● **GIVEN TASK**
Across the data below, how many lines hold "color"? Answer with that number and nothing else.

[begin DATA SHOWN]

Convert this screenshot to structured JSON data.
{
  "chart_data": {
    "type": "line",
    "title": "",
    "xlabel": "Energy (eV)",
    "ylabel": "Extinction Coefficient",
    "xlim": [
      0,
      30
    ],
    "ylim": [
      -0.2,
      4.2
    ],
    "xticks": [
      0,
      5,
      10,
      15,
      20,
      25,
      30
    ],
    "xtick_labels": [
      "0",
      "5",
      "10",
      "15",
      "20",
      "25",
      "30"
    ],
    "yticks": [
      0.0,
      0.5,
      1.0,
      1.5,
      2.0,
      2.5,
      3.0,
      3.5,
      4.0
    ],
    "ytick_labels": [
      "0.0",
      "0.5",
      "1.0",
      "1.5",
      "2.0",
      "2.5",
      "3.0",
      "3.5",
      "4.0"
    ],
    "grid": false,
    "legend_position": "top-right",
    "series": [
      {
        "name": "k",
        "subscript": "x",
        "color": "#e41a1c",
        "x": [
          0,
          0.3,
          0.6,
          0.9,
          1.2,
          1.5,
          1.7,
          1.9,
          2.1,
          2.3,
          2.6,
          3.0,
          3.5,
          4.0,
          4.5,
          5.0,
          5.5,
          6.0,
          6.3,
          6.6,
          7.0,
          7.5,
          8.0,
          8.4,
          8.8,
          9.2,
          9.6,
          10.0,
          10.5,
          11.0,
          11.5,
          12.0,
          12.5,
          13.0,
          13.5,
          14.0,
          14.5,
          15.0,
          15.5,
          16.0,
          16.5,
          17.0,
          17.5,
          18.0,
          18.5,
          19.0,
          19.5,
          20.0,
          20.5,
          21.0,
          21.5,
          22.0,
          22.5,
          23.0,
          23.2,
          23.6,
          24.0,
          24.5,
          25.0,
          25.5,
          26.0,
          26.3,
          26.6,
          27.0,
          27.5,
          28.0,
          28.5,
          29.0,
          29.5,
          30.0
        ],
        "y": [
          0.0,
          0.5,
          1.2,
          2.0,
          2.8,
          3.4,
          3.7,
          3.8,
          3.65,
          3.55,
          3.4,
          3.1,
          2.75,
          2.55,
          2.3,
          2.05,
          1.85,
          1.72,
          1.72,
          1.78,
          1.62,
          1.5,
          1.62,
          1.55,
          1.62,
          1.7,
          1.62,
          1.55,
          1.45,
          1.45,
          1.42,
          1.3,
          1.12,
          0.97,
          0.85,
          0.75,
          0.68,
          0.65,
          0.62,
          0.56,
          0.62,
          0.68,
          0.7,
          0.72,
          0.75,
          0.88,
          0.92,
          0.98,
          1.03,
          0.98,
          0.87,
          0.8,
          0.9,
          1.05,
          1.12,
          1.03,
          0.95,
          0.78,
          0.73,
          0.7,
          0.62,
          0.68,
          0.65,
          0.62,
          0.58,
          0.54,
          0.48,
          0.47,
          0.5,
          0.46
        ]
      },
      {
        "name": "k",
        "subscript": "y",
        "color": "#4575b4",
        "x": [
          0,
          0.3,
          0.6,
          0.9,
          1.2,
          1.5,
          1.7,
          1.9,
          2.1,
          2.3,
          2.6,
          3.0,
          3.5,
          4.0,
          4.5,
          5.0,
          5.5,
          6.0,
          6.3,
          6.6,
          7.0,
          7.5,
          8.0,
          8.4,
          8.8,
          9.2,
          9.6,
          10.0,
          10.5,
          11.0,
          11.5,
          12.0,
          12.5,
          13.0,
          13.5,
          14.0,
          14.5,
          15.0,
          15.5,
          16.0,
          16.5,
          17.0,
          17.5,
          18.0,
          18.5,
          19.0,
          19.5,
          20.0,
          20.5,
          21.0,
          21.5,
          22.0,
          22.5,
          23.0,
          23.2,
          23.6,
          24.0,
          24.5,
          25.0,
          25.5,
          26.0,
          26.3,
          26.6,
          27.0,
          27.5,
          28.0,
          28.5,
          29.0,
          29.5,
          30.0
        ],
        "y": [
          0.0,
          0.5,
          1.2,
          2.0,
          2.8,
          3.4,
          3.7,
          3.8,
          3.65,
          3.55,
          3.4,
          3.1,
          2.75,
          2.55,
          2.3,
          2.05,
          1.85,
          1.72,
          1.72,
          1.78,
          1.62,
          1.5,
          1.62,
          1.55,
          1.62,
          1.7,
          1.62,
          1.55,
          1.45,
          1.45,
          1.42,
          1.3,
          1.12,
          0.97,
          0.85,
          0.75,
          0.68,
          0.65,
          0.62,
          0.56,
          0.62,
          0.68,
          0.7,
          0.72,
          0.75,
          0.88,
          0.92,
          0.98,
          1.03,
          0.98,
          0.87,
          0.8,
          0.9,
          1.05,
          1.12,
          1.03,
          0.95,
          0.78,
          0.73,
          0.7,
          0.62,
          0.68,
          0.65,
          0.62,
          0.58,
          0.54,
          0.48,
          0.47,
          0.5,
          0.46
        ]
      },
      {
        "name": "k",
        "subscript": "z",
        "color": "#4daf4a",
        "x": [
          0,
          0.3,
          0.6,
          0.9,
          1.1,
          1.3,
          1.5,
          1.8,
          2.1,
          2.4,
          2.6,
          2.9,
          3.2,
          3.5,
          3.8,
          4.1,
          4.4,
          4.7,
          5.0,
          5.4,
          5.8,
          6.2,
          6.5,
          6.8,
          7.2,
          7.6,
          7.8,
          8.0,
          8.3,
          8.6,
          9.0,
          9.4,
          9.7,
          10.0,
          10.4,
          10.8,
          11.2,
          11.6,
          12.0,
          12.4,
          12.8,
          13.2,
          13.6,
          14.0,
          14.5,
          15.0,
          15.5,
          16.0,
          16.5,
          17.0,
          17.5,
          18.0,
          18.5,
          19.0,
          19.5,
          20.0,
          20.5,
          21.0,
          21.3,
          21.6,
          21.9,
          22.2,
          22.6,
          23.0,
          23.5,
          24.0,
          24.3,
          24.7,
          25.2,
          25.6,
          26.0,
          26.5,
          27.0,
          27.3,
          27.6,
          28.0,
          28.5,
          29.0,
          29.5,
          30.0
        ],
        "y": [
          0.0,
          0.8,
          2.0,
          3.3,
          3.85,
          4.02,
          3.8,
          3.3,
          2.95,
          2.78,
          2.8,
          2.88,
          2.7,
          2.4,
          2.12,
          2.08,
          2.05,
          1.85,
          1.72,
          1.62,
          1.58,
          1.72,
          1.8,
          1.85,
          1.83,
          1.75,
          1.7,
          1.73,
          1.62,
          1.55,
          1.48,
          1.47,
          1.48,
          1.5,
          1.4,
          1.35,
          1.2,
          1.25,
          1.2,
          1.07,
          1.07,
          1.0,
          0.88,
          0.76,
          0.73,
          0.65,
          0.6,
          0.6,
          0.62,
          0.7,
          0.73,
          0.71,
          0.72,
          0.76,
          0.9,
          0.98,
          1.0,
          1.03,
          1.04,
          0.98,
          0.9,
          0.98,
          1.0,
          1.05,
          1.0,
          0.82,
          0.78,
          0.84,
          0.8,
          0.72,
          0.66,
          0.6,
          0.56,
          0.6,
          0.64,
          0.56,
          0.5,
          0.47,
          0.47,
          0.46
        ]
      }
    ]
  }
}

[end DATA SHOWN]

● **TASK RESULT**
3